### TASK INPUT

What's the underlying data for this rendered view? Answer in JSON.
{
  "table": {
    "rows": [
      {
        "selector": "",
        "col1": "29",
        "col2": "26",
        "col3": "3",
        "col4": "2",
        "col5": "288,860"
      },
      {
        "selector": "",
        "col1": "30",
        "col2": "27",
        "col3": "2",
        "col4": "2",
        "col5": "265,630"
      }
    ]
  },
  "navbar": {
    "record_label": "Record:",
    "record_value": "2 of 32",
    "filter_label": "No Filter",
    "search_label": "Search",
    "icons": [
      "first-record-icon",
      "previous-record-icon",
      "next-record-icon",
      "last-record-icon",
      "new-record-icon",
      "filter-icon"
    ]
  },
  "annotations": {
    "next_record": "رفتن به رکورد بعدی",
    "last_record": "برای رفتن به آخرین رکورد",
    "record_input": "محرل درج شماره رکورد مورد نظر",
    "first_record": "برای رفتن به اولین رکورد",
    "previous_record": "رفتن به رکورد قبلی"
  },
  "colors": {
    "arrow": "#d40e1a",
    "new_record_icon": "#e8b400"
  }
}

### PROMPT
Look above for every line with the word "برای" and copy it.

### OUTPUT OF THE TASK
    "last_record": "برای رفتن به آخرین رکورد",
    "first_record": "برای رفتن به اولین رکورد",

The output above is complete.